═══ Data entries ═══

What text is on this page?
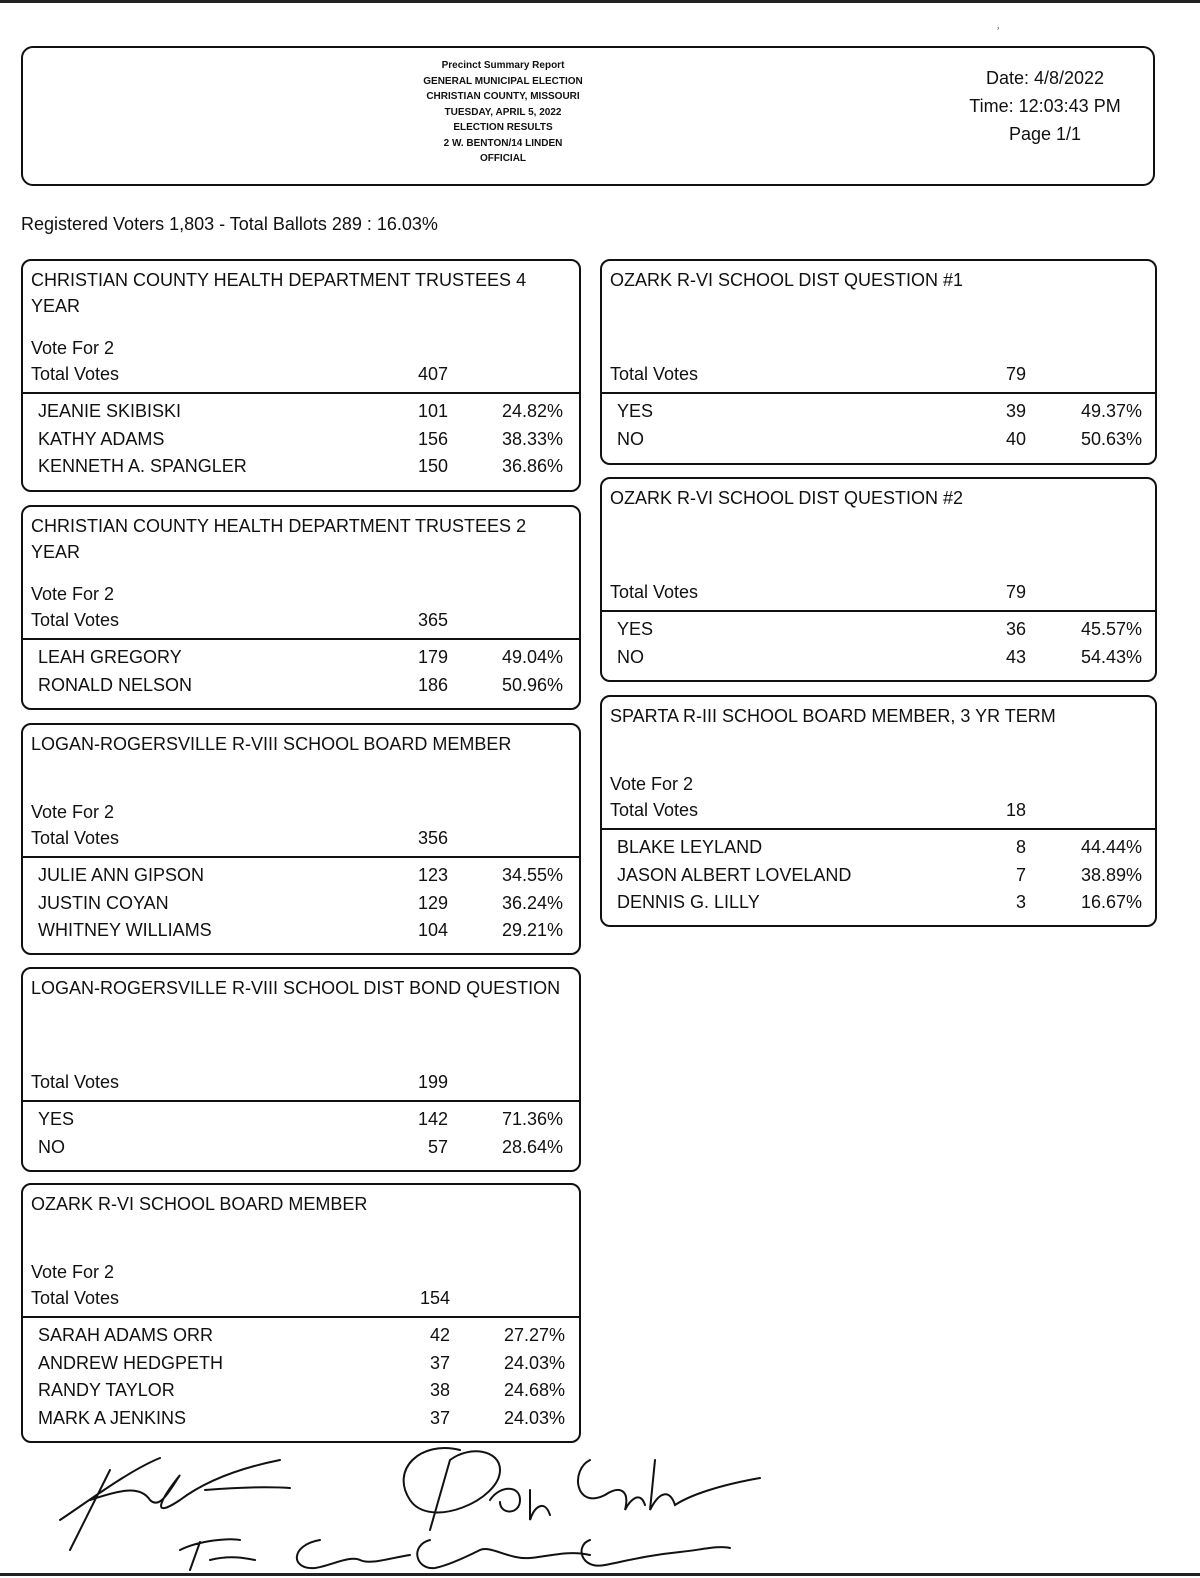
˒
Precinct Summary Report
GENERAL MUNICIPAL ELECTION
CHRISTIAN COUNTY, MISSOURI
TUESDAY, APRIL 5, 2022
ELECTION RESULTS
2 W. BENTON/14 LINDEN
OFFICIAL
Date: 4/8/2022
Time: 12:03:43 PM
Page 1/1
Registered Voters 1,803 - Total Ballots 289 : 16.03%
CHRISTIAN COUNTY HEALTH DEPARTMENT TRUSTEES 4 YEAR
Vote For 2
Total Votes	407
JEANIE SKIBISKI	101	24.82%
KATHY ADAMS	156	38.33%
KENNETH A. SPANGLER	150	36.86%
CHRISTIAN COUNTY HEALTH DEPARTMENT TRUSTEES 2 YEAR
Vote For 2
Total Votes	365
LEAH GREGORY	179	49.04%
RONALD NELSON	186	50.96%
LOGAN-ROGERSVILLE R-VIII SCHOOL BOARD MEMBER
Vote For 2
Total Votes	356
JULIE ANN GIPSON	123	34.55%
JUSTIN COYAN	129	36.24%
WHITNEY WILLIAMS	104	29.21%
LOGAN-ROGERSVILLE R-VIII SCHOOL DIST BOND QUESTION
Total Votes	199
YES	142	71.36%
NO	57	28.64%
OZARK R-VI SCHOOL BOARD MEMBER
Vote For 2
Total Votes	154
SARAH ADAMS ORR	42	27.27%
ANDREW HEDGPETH	37	24.03%
RANDY TAYLOR	38	24.68%
MARK A JENKINS	37	24.03%
OZARK R-VI SCHOOL DIST QUESTION #1
Total Votes	79
YES	39	49.37%
NO	40	50.63%
OZARK R-VI SCHOOL DIST QUESTION #2
Total Votes	79
YES	36	45.57%
NO	43	54.43%
SPARTA R-III SCHOOL BOARD MEMBER, 3 YR TERM
Vote For 2
Total Votes	18
BLAKE LEYLAND	8	44.44%
JASON ALBERT LOVELAND	7	38.89%
DENNIS G. LILLY	3	16.67%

═══

#### [Description of the task]
Copy out all of the material exactly as written, without its pictures.

#### [Full output]
What text is on this page?
˒
Precinct Summary Report
GENERAL MUNICIPAL ELECTION
CHRISTIAN COUNTY, MISSOURI
TUESDAY, APRIL 5, 2022
ELECTION RESULTS
2 W. BENTON/14 LINDEN
OFFICIAL
Date: 4/8/2022
Time: 12:03:43 PM
Page 1/1
Registered Voters 1,803 - Total Ballots 289 : 16.03%
CHRISTIAN COUNTY HEALTH DEPARTMENT TRUSTEES 4 YEAR
Vote For 2
Total Votes	407
JEANIE SKIBISKI	101	24.82%
KATHY ADAMS	156	38.33%
KENNETH A. SPANGLER	150	36.86%
CHRISTIAN COUNTY HEALTH DEPARTMENT TRUSTEES 2 YEAR
Vote For 2
Total Votes	365
LEAH GREGORY	179	49.04%
RONALD NELSON	186	50.96%
LOGAN-ROGERSVILLE R-VIII SCHOOL BOARD MEMBER
Vote For 2
Total Votes	356
JULIE ANN GIPSON	123	34.55%
JUSTIN COYAN	129	36.24%
WHITNEY WILLIAMS	104	29.21%
LOGAN-ROGERSVILLE R-VIII SCHOOL DIST BOND QUESTION
Total Votes	199
YES	142	71.36%
NO	57	28.64%
OZARK R-VI SCHOOL BOARD MEMBER
Vote For 2
Total Votes	154
SARAH ADAMS ORR	42	27.27%
ANDREW HEDGPETH	37	24.03%
RANDY TAYLOR	38	24.68%
MARK A JENKINS	37	24.03%
OZARK R-VI SCHOOL DIST QUESTION #1
Total Votes	79
YES	39	49.37%
NO	40	50.63%
OZARK R-VI SCHOOL DIST QUESTION #2
Total Votes	79
YES	36	45.57%
NO	43	54.43%
SPARTA R-III SCHOOL BOARD MEMBER, 3 YR TERM
Vote For 2
Total Votes	18
BLAKE LEYLAND	8	44.44%
JASON ALBERT LOVELAND	7	38.89%
DENNIS G. LILLY	3	16.67%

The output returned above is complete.